**Input for this task:**
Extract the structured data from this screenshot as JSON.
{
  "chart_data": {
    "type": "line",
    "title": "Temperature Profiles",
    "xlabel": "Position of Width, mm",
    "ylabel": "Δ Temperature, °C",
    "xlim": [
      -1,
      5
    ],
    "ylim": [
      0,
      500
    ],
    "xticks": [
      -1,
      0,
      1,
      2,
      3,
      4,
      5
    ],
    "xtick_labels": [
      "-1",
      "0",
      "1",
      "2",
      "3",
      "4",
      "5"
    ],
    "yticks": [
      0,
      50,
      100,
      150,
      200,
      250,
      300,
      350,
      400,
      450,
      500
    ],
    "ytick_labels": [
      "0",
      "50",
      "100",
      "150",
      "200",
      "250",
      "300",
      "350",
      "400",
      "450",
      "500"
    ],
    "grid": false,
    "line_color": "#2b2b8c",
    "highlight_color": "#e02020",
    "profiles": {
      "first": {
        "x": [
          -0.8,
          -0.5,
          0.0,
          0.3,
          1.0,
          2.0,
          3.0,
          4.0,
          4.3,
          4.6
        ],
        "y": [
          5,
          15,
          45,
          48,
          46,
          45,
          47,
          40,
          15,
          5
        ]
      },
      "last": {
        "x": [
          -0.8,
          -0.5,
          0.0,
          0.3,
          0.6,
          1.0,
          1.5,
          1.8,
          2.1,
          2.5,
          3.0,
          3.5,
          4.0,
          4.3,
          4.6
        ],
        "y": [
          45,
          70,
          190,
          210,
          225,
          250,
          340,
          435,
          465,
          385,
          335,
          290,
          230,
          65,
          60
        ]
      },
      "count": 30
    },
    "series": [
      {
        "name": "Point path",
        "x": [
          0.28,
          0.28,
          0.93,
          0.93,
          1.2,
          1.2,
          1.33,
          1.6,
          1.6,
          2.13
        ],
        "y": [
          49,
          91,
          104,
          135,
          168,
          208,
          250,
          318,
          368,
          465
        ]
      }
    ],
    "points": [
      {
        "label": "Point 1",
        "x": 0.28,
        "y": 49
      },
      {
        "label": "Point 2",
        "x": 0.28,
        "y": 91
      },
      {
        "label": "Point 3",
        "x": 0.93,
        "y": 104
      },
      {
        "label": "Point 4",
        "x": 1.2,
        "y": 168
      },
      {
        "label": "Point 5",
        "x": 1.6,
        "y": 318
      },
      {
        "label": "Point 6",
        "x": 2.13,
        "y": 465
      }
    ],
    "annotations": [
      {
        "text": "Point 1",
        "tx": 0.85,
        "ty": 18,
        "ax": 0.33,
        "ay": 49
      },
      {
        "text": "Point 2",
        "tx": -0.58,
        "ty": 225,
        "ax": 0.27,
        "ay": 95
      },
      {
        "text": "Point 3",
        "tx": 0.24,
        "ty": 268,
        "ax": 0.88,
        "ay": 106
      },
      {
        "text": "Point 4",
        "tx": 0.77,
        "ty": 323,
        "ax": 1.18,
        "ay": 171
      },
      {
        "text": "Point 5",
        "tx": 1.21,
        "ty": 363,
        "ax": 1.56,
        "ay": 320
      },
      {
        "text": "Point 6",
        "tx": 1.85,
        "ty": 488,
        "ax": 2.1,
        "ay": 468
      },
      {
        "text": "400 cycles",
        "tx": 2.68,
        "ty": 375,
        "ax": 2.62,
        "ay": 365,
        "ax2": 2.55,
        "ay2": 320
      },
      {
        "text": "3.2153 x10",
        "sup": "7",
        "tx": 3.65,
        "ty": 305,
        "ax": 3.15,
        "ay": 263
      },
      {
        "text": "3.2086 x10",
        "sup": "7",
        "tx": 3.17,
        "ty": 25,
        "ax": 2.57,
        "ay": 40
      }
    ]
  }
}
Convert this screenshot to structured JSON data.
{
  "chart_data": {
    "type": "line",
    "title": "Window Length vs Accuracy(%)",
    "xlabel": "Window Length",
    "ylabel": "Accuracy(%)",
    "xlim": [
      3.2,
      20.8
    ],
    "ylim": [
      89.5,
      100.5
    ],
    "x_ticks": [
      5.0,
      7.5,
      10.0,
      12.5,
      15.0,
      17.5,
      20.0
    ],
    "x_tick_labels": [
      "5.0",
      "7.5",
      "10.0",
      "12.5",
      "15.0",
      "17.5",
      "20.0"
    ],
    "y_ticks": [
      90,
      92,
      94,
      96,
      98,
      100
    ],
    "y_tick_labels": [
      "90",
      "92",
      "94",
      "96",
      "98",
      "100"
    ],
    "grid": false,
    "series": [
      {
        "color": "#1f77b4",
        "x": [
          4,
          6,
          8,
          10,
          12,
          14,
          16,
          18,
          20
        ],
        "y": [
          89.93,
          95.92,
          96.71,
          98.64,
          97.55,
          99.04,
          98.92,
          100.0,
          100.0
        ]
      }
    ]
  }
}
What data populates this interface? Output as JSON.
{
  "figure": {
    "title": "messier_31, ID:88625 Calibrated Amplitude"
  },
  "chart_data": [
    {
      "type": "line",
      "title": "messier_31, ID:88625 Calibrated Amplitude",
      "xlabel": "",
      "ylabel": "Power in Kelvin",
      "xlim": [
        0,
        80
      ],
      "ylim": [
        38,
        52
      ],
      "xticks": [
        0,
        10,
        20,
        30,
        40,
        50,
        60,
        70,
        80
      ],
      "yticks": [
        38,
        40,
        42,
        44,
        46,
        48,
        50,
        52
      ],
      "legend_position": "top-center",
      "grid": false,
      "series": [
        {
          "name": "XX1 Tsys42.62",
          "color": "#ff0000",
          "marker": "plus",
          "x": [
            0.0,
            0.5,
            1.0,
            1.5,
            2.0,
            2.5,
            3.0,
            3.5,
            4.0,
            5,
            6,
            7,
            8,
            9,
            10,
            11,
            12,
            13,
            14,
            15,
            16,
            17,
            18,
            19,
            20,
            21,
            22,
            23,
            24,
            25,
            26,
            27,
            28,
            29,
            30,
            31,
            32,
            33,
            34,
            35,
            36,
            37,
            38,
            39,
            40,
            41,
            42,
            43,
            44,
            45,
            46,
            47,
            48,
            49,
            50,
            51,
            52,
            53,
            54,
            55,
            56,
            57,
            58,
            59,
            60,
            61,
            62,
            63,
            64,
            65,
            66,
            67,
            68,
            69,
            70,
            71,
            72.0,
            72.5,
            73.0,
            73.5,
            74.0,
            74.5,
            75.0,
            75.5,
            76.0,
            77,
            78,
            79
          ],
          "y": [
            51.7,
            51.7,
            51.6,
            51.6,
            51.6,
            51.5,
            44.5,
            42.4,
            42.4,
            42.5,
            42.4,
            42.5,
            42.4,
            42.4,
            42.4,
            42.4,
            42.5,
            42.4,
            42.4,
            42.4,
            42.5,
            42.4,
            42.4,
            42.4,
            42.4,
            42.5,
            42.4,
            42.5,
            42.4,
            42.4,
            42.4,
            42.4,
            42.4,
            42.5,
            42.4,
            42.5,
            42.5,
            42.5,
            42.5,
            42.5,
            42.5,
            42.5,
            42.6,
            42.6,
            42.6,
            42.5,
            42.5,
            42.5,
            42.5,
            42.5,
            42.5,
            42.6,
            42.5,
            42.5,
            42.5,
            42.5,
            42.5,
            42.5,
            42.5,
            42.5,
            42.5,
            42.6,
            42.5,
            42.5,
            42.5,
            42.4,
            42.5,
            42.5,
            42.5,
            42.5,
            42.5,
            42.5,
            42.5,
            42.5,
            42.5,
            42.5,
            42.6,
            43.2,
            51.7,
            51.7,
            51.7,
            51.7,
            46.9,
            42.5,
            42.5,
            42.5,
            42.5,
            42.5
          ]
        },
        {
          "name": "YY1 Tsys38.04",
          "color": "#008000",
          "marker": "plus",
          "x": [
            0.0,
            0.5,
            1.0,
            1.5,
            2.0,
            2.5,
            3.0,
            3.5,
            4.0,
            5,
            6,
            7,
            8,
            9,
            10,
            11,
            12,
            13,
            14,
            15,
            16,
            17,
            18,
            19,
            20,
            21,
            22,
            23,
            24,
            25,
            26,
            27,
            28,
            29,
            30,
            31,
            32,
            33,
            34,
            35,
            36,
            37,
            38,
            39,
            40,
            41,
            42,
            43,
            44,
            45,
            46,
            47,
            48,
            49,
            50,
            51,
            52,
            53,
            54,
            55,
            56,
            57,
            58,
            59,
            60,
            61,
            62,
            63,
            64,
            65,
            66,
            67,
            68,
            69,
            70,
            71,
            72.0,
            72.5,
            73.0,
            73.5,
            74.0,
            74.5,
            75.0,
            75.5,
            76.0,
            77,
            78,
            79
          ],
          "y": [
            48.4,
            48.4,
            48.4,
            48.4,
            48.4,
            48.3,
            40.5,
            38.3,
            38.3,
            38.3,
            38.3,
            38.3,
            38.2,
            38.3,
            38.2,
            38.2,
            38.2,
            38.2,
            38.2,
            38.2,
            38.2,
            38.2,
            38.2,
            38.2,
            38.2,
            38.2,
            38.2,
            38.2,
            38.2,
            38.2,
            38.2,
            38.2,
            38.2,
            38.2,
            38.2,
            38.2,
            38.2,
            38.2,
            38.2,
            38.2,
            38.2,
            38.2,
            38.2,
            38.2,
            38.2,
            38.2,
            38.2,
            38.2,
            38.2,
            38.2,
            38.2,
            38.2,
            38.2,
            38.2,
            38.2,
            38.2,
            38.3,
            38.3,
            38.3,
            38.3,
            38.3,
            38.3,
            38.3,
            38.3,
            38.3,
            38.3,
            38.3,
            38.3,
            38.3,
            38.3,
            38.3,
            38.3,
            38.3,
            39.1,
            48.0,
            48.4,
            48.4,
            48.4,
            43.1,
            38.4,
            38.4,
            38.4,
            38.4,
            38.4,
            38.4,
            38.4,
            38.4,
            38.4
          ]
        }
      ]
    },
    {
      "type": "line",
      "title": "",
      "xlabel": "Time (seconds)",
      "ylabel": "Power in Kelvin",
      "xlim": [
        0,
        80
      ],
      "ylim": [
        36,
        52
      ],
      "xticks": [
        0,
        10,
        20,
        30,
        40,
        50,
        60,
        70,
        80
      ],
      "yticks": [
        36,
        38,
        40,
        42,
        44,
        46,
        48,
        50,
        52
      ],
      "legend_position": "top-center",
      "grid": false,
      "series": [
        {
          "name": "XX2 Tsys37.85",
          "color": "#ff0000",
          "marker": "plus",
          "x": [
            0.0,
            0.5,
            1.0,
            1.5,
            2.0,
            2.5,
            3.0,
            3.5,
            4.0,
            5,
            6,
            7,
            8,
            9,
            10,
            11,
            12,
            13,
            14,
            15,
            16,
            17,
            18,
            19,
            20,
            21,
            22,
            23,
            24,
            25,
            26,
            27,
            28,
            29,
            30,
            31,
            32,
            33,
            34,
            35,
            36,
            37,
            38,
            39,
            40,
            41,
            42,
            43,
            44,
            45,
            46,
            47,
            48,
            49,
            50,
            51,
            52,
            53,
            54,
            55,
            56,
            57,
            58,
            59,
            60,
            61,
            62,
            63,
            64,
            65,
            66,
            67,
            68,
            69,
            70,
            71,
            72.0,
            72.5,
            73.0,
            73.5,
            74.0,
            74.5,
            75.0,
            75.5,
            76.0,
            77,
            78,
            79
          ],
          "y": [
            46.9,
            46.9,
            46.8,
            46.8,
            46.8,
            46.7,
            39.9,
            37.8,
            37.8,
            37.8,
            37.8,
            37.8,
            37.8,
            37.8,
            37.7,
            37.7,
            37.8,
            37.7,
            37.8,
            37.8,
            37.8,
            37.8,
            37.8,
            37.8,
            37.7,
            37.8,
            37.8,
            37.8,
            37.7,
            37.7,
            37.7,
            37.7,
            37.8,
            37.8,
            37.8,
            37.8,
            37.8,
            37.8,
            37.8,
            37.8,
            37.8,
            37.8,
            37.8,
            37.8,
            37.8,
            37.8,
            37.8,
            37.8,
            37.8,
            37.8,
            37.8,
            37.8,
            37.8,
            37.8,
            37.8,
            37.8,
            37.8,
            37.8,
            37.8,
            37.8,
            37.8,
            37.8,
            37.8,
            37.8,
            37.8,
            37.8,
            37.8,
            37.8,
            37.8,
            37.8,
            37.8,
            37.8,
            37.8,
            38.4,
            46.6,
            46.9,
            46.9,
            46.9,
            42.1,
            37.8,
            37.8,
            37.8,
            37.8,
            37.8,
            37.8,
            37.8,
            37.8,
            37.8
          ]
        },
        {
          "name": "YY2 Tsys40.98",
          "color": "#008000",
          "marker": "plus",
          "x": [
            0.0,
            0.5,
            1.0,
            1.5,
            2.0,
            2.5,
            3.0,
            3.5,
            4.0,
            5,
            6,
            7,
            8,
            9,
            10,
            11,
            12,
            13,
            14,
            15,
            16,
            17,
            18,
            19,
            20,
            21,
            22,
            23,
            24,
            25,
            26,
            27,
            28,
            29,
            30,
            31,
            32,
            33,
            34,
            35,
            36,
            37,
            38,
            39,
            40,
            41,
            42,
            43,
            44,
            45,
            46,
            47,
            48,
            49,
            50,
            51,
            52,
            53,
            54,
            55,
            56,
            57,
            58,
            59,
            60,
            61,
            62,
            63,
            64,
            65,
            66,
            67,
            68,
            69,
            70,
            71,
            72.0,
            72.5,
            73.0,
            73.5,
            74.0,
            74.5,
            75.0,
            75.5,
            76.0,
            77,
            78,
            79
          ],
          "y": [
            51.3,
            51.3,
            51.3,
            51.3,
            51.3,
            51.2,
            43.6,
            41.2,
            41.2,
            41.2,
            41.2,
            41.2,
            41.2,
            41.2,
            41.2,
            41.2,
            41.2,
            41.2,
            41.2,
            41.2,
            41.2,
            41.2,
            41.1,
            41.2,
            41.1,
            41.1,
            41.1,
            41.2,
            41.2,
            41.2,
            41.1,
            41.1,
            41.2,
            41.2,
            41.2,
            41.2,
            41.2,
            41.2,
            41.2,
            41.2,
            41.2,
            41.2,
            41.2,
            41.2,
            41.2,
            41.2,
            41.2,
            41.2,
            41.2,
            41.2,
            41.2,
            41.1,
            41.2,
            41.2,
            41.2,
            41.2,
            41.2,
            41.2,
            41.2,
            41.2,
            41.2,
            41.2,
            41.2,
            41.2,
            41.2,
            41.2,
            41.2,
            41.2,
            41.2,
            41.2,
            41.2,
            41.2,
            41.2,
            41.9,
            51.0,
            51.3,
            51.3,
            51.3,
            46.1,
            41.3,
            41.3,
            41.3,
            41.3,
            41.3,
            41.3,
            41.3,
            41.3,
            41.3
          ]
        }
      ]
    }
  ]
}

**Requirements:** Gather up every line from the listing above in which the word "Accuracy" occurs.

**Exercise result:**
    "title": "Window Length vs Accuracy(%)",
    "ylabel": "Accuracy(%)",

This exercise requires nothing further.